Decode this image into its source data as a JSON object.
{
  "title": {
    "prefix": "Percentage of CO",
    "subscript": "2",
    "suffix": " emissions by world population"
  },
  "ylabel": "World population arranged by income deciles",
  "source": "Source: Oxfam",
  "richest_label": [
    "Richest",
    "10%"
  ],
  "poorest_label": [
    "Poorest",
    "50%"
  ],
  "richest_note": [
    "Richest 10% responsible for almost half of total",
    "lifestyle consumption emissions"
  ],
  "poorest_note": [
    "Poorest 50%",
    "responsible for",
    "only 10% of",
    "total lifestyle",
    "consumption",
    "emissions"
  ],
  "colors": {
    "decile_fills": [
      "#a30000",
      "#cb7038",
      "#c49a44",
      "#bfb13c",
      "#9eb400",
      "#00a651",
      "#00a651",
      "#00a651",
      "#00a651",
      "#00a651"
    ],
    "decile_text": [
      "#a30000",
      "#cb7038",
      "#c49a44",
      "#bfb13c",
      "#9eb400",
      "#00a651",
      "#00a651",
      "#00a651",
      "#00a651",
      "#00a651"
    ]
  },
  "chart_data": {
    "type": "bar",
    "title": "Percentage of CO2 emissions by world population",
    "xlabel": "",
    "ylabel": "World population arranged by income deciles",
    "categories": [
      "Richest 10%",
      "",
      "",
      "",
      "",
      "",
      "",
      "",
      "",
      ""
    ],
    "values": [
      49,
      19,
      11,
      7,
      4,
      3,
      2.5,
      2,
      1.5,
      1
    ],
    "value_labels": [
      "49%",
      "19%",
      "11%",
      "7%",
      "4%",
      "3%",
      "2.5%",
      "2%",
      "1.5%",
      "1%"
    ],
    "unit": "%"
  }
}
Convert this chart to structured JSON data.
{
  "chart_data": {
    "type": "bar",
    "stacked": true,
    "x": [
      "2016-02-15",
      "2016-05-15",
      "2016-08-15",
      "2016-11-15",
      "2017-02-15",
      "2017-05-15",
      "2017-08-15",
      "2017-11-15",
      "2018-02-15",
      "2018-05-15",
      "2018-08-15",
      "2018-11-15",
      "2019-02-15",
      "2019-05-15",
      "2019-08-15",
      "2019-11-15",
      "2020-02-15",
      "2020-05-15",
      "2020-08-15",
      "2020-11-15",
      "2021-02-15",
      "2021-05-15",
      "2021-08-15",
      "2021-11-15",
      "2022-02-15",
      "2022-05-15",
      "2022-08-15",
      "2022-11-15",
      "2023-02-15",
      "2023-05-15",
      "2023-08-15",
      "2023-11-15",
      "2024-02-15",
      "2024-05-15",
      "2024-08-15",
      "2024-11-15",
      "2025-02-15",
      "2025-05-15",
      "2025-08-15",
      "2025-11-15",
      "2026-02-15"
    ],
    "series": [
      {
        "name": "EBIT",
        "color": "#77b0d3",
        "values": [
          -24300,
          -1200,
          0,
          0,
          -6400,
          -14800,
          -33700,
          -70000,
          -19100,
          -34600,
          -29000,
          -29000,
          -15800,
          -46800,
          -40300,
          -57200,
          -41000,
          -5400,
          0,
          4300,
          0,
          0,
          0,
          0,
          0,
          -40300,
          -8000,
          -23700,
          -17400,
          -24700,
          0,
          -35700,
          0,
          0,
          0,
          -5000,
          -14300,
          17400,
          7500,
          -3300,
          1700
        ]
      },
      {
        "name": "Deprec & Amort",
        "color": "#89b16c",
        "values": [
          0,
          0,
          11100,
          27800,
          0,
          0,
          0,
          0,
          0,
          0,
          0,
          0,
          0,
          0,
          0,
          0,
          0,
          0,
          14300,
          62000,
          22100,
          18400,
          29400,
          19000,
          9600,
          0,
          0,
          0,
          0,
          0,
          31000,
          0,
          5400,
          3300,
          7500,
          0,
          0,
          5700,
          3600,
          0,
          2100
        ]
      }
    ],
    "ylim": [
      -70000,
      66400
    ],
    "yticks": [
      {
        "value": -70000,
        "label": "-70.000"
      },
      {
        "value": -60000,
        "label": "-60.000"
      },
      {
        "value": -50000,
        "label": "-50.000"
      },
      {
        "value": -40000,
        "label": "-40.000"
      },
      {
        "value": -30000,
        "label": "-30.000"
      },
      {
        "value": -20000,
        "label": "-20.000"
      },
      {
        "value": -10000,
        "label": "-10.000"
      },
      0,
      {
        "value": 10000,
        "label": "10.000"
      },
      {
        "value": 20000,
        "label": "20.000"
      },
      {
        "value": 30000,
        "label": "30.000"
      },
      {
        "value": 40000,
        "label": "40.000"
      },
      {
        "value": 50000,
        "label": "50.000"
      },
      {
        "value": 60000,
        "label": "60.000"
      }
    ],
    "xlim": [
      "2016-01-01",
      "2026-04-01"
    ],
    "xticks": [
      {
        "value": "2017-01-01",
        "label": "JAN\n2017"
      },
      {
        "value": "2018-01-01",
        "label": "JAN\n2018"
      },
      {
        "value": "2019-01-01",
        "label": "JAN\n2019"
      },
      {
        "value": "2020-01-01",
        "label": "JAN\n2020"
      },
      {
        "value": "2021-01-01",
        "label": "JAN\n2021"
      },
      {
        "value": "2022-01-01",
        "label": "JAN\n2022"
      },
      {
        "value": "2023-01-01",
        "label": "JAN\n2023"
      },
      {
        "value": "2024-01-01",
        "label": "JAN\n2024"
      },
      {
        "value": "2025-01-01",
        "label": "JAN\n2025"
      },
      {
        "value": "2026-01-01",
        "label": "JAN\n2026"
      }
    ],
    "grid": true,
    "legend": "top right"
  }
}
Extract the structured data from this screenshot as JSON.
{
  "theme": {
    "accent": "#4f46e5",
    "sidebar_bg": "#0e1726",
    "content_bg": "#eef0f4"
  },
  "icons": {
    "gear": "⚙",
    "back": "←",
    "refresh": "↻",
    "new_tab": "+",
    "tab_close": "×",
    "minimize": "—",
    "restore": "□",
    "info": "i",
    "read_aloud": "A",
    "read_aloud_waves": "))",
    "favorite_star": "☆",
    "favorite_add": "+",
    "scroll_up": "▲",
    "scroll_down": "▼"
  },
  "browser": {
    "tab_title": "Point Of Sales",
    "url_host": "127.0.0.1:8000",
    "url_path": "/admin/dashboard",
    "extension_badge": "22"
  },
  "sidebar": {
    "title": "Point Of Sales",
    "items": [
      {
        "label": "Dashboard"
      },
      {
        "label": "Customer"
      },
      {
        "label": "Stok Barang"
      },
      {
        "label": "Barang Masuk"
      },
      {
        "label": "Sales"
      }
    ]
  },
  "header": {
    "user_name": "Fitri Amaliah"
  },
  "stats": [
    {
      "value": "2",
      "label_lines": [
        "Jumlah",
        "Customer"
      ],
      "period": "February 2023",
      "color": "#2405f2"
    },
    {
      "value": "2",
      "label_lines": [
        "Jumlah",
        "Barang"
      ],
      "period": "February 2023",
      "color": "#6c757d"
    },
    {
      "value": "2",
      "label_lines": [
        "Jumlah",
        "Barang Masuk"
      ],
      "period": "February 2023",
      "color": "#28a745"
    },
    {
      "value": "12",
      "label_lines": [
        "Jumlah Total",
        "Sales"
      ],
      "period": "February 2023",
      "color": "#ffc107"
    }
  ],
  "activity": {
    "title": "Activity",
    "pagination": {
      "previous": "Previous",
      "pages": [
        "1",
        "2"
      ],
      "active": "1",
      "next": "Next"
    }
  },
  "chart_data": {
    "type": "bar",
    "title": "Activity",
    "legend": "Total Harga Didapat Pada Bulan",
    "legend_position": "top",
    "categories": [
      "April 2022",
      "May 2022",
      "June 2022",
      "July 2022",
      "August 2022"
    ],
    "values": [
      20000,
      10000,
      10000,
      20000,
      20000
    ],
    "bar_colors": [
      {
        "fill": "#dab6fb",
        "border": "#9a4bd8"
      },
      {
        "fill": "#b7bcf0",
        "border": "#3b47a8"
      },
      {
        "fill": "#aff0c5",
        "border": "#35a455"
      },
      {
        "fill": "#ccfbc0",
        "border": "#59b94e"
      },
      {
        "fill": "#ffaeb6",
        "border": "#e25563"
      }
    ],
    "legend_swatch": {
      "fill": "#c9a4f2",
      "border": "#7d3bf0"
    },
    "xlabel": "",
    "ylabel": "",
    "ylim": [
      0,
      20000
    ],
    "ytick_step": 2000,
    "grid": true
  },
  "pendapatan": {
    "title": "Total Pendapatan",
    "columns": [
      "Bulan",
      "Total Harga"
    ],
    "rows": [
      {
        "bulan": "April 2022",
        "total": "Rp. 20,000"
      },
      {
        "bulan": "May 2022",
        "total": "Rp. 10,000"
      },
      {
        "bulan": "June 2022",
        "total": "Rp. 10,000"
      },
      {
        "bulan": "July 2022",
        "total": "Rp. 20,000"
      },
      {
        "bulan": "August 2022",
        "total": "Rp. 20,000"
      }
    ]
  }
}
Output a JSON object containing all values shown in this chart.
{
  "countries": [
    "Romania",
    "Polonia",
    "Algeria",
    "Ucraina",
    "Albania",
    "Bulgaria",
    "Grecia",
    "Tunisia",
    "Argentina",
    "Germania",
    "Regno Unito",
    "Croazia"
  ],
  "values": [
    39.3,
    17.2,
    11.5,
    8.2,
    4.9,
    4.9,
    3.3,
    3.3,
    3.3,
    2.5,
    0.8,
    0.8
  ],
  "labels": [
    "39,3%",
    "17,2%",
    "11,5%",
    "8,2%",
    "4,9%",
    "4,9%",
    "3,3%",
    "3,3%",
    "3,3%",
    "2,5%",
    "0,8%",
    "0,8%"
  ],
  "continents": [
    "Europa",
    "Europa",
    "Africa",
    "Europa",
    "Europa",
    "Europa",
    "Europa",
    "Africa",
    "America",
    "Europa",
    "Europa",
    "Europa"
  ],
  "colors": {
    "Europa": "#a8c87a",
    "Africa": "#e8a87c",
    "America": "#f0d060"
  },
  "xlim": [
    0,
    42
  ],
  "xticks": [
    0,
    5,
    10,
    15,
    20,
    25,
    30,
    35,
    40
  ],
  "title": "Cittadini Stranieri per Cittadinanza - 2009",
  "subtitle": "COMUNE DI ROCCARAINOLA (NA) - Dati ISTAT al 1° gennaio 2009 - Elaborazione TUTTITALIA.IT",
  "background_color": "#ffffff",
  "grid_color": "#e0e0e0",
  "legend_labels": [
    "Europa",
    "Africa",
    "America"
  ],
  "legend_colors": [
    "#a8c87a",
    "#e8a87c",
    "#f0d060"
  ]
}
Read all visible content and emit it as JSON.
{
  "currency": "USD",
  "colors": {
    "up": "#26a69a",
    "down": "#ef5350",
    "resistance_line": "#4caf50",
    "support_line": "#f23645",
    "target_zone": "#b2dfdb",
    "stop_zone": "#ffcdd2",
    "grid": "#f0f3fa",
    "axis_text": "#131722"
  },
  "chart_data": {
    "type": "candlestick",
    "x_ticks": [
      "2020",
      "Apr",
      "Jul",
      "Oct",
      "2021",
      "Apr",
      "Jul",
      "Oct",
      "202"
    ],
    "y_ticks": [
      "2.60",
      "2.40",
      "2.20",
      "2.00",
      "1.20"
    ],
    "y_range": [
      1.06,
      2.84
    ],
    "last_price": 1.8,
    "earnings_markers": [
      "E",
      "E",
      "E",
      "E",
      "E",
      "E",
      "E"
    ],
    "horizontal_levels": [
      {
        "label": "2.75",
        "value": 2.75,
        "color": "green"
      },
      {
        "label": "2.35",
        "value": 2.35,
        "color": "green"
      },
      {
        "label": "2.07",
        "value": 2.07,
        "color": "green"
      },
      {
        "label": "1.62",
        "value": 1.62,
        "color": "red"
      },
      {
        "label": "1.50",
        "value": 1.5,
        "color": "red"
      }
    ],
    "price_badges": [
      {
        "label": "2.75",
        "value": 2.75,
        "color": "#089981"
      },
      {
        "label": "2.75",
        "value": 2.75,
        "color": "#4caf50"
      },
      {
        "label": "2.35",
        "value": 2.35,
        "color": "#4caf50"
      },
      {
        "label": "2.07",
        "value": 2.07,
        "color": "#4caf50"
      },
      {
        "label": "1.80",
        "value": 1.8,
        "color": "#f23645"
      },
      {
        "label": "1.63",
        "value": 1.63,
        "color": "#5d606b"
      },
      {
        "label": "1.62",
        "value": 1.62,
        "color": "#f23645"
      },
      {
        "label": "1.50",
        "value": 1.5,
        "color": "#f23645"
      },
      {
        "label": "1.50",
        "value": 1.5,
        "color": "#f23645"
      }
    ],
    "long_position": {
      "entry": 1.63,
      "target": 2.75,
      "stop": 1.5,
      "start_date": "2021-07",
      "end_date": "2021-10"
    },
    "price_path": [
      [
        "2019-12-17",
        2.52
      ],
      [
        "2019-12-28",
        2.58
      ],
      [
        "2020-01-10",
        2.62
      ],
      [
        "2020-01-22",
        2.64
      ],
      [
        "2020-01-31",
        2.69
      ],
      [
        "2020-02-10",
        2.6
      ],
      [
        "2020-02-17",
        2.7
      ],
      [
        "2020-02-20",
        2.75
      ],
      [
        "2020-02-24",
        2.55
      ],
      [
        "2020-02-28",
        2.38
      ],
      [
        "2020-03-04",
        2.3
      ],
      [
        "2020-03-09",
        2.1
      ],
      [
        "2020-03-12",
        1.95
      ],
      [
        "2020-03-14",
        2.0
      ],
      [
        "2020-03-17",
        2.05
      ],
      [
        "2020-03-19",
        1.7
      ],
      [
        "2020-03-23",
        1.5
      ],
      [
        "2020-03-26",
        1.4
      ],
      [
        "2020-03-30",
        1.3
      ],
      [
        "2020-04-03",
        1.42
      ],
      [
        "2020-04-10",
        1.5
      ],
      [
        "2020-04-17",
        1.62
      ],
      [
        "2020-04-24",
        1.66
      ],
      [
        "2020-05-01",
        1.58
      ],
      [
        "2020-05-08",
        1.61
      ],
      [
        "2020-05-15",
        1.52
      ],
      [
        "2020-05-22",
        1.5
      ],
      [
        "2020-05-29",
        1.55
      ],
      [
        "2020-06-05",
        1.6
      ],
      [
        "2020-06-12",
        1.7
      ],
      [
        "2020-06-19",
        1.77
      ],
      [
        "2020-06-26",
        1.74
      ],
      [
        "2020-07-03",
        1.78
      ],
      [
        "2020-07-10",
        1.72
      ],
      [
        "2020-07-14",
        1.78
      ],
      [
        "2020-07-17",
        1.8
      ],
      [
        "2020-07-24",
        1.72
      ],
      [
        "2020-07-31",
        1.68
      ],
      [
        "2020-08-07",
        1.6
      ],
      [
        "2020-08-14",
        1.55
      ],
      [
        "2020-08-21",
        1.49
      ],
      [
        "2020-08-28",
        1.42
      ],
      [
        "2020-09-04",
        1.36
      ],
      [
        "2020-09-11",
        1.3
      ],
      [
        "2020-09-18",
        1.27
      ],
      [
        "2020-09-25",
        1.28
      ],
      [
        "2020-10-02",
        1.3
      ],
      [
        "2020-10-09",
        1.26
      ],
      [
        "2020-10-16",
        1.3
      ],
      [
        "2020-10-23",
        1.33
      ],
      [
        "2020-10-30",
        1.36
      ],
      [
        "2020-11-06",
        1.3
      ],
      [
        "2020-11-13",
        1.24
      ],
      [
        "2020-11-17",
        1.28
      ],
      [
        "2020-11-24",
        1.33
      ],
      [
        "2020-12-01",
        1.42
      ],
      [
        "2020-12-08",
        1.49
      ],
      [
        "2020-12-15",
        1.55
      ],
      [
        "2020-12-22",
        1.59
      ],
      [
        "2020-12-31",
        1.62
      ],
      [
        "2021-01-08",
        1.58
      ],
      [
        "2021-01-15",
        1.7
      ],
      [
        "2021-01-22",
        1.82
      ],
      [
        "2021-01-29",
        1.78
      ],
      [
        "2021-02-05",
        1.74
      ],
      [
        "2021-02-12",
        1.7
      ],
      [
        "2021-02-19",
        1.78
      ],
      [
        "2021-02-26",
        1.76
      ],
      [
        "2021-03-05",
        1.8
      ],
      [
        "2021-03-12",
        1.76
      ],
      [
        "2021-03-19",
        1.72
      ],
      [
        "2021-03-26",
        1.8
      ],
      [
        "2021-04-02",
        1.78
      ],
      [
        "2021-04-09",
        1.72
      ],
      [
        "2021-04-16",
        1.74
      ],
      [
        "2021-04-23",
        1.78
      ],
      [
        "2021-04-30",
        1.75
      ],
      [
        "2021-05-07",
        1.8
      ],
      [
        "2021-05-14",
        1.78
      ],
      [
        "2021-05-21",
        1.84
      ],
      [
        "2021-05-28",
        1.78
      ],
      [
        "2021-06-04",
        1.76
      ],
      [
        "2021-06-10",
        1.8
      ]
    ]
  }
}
+++
*To be done*:
Check each line above for the word "JSON" and copy the ones that have it.

*Reply*:
Decode this image into its source data as a JSON object.
Convert this chart to structured JSON data.
Extract the structured data from this screenshot as JSON.
Output a JSON object containing all values shown in this chart.
Read all visible content and emit it as JSON.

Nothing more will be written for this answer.